>> start Stored records
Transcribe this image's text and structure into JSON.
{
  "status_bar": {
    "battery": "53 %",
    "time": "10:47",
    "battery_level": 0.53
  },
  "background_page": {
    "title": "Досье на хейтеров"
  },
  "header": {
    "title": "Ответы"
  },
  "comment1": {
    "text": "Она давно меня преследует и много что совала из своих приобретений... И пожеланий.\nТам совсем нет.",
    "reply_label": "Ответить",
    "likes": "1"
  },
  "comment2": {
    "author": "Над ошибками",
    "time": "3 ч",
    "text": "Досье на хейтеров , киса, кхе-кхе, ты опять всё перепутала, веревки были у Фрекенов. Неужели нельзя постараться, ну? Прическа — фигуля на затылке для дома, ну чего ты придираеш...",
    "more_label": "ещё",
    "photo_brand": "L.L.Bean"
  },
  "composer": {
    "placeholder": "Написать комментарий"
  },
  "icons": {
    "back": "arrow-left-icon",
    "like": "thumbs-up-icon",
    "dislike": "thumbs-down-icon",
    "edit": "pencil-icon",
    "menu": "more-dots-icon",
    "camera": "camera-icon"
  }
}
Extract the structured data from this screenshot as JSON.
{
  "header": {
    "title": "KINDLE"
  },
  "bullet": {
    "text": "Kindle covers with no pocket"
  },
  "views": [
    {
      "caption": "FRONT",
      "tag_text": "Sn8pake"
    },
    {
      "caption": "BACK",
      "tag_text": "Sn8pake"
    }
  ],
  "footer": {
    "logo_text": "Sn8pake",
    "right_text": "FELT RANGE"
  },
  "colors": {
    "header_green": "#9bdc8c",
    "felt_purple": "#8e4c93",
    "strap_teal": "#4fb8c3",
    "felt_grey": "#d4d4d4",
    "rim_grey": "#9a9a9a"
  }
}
>> end Stored records
▶ **Aim**: Using the data above, print every record exactly as shown.

▶ **The response**:
Transcribe this image's text and structure into JSON.
{
  "status_bar": {
    "battery": "53 %",
    "time": "10:47",
    "battery_level": 0.53
  },
  "background_page": {
    "title": "Досье на хейтеров"
  },
  "header": {
    "title": "Ответы"
  },
  "comment1": {
    "text": "Она давно меня преследует и много что совала из своих приобретений... И пожеланий.\nТам совсем нет.",
    "reply_label": "Ответить",
    "likes": "1"
  },
  "comment2": {
    "author": "Над ошибками",
    "time": "3 ч",
    "text": "Досье на хейтеров , киса, кхе-кхе, ты опять всё перепутала, веревки были у Фрекенов. Неужели нельзя постараться, ну? Прическа — фигуля на затылке для дома, ну чего ты придираеш...",
    "more_label": "ещё",
    "photo_brand": "L.L.Bean"
  },
  "composer": {
    "placeholder": "Написать комментарий"
  },
  "icons": {
    "back": "arrow-left-icon",
    "like": "thumbs-up-icon",
    "dislike": "thumbs-down-icon",
    "edit": "pencil-icon",
    "menu": "more-dots-icon",
    "camera": "camera-icon"
  }
}
Extract the structured data from this screenshot as JSON.
{
  "header": {
    "title": "KINDLE"
  },
  "bullet": {
    "text": "Kindle covers with no pocket"
  },
  "views": [
    {
      "caption": "FRONT",
      "tag_text": "Sn8pake"
    },
    {
      "caption": "BACK",
      "tag_text": "Sn8pake"
    }
  ],
  "footer": {
    "logo_text": "Sn8pake",
    "right_text": "FELT RANGE"
  },
  "colors": {
    "header_green": "#9bdc8c",
    "felt_purple": "#8e4c93",
    "strap_teal": "#4fb8c3",
    "felt_grey": "#d4d4d4",
    "rim_grey": "#9a9a9a"
  }
}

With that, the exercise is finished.